Retype the records below exactly as they appear.
>> start EXTRACTED DATA
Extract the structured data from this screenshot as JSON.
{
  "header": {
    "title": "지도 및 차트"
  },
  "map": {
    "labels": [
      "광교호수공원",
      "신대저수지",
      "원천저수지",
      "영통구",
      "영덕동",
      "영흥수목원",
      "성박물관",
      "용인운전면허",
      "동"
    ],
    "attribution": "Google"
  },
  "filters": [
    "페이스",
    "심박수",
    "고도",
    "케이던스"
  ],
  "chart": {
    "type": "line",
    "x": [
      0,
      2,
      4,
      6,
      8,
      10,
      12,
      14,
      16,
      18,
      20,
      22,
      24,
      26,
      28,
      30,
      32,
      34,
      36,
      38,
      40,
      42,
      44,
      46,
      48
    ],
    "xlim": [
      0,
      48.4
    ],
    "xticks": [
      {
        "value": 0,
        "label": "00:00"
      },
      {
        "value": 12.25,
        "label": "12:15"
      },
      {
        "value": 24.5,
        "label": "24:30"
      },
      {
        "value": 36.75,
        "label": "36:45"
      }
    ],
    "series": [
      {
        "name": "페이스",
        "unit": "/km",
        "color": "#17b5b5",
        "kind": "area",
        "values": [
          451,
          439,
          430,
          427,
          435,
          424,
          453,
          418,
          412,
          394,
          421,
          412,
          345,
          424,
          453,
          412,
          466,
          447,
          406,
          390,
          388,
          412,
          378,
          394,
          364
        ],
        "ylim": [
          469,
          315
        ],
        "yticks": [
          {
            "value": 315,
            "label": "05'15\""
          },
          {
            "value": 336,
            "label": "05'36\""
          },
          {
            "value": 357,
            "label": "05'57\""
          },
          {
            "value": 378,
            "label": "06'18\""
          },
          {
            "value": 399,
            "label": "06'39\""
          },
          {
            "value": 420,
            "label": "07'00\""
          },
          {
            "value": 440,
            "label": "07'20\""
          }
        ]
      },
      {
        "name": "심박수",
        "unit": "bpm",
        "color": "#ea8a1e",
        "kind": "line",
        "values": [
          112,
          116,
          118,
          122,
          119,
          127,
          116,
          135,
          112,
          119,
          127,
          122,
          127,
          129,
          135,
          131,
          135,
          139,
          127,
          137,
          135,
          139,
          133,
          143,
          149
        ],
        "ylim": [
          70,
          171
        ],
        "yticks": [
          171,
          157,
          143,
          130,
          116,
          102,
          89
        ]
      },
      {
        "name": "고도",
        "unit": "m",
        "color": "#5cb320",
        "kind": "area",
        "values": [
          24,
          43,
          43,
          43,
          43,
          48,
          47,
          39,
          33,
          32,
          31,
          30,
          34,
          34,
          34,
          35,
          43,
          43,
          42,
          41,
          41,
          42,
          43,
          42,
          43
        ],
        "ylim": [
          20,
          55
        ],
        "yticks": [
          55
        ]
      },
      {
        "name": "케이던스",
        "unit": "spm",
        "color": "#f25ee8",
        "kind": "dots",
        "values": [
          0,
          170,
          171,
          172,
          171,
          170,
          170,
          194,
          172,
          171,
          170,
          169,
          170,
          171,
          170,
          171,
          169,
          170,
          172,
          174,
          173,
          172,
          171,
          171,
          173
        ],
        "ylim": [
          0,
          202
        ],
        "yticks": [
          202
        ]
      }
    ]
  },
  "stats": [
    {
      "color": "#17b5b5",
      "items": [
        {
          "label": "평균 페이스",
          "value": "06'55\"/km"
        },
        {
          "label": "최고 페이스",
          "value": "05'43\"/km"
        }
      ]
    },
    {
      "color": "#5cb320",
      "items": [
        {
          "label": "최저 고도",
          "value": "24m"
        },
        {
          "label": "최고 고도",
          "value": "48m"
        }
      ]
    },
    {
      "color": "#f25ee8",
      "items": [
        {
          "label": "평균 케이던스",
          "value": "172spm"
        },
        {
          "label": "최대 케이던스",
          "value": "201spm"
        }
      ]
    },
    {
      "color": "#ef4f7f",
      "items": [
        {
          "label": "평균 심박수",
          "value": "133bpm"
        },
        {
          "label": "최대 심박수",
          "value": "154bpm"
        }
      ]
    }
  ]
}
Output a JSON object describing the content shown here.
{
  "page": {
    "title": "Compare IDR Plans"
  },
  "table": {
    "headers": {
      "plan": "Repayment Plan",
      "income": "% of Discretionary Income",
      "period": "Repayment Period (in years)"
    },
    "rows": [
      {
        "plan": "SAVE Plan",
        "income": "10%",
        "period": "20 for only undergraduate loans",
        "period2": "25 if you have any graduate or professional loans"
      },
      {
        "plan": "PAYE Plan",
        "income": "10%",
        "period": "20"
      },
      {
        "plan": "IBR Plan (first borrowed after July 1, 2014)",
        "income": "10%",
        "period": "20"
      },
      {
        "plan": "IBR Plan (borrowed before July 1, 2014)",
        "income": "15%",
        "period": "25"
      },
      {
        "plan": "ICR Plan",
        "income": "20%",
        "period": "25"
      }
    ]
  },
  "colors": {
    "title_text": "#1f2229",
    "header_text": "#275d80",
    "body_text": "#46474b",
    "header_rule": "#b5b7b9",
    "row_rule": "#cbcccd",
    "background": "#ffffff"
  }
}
>> end EXTRACTED DATA
◆ COMPLETED TASK
Extract the structured data from this screenshot as JSON.
{
  "header": {
    "title": "지도 및 차트"
  },
  "map": {
    "labels": [
      "광교호수공원",
      "신대저수지",
      "원천저수지",
      "영통구",
      "영덕동",
      "영흥수목원",
      "성박물관",
      "용인운전면허",
      "동"
    ],
    "attribution": "Google"
  },
  "filters": [
    "페이스",
    "심박수",
    "고도",
    "케이던스"
  ],
  "chart": {
    "type": "line",
    "x": [
      0,
      2,
      4,
      6,
      8,
      10,
      12,
      14,
      16,
      18,
      20,
      22,
      24,
      26,
      28,
      30,
      32,
      34,
      36,
      38,
      40,
      42,
      44,
      46,
      48
    ],
    "xlim": [
      0,
      48.4
    ],
    "xticks": [
      {
        "value": 0,
        "label": "00:00"
      },
      {
        "value": 12.25,
        "label": "12:15"
      },
      {
        "value": 24.5,
        "label": "24:30"
      },
      {
        "value": 36.75,
        "label": "36:45"
      }
    ],
    "series": [
      {
        "name": "페이스",
        "unit": "/km",
        "color": "#17b5b5",
        "kind": "area",
        "values": [
          451,
          439,
          430,
          427,
          435,
          424,
          453,
          418,
          412,
          394,
          421,
          412,
          345,
          424,
          453,
          412,
          466,
          447,
          406,
          390,
          388,
          412,
          378,
          394,
          364
        ],
        "ylim": [
          469,
          315
        ],
        "yticks": [
          {
            "value": 315,
            "label": "05'15\""
          },
          {
            "value": 336,
            "label": "05'36\""
          },
          {
            "value": 357,
            "label": "05'57\""
          },
          {
            "value": 378,
            "label": "06'18\""
          },
          {
            "value": 399,
            "label": "06'39\""
          },
          {
            "value": 420,
            "label": "07'00\""
          },
          {
            "value": 440,
            "label": "07'20\""
          }
        ]
      },
      {
        "name": "심박수",
        "unit": "bpm",
        "color": "#ea8a1e",
        "kind": "line",
        "values": [
          112,
          116,
          118,
          122,
          119,
          127,
          116,
          135,
          112,
          119,
          127,
          122,
          127,
          129,
          135,
          131,
          135,
          139,
          127,
          137,
          135,
          139,
          133,
          143,
          149
        ],
        "ylim": [
          70,
          171
        ],
        "yticks": [
          171,
          157,
          143,
          130,
          116,
          102,
          89
        ]
      },
      {
        "name": "고도",
        "unit": "m",
        "color": "#5cb320",
        "kind": "area",
        "values": [
          24,
          43,
          43,
          43,
          43,
          48,
          47,
          39,
          33,
          32,
          31,
          30,
          34,
          34,
          34,
          35,
          43,
          43,
          42,
          41,
          41,
          42,
          43,
          42,
          43
        ],
        "ylim": [
          20,
          55
        ],
        "yticks": [
          55
        ]
      },
      {
        "name": "케이던스",
        "unit": "spm",
        "color": "#f25ee8",
        "kind": "dots",
        "values": [
          0,
          170,
          171,
          172,
          171,
          170,
          170,
          194,
          172,
          171,
          170,
          169,
          170,
          171,
          170,
          171,
          169,
          170,
          172,
          174,
          173,
          172,
          171,
          171,
          173
        ],
        "ylim": [
          0,
          202
        ],
        "yticks": [
          202
        ]
      }
    ]
  },
  "stats": [
    {
      "color": "#17b5b5",
      "items": [
        {
          "label": "평균 페이스",
          "value": "06'55\"/km"
        },
        {
          "label": "최고 페이스",
          "value": "05'43\"/km"
        }
      ]
    },
    {
      "color": "#5cb320",
      "items": [
        {
          "label": "최저 고도",
          "value": "24m"
        },
        {
          "label": "최고 고도",
          "value": "48m"
        }
      ]
    },
    {
      "color": "#f25ee8",
      "items": [
        {
          "label": "평균 케이던스",
          "value": "172spm"
        },
        {
          "label": "최대 케이던스",
          "value": "201spm"
        }
      ]
    },
    {
      "color": "#ef4f7f",
      "items": [
        {
          "label": "평균 심박수",
          "value": "133bpm"
        },
        {
          "label": "최대 심박수",
          "value": "154bpm"
        }
      ]
    }
  ]
}
Output a JSON object describing the content shown here.
{
  "page": {
    "title": "Compare IDR Plans"
  },
  "table": {
    "headers": {
      "plan": "Repayment Plan",
      "income": "% of Discretionary Income",
      "period": "Repayment Period (in years)"
    },
    "rows": [
      {
        "plan": "SAVE Plan",
        "income": "10%",
        "period": "20 for only undergraduate loans",
        "period2": "25 if you have any graduate or professional loans"
      },
      {
        "plan": "PAYE Plan",
        "income": "10%",
        "period": "20"
      },
      {
        "plan": "IBR Plan (first borrowed after July 1, 2014)",
        "income": "10%",
        "period": "20"
      },
      {
        "plan": "IBR Plan (borrowed before July 1, 2014)",
        "income": "15%",
        "period": "25"
      },
      {
        "plan": "ICR Plan",
        "income": "20%",
        "period": "25"
      }
    ]
  },
  "colors": {
    "title_text": "#1f2229",
    "header_text": "#275d80",
    "body_text": "#46474b",
    "header_rule": "#b5b7b9",
    "row_rule": "#cbcccd",
    "background": "#ffffff"
  }
}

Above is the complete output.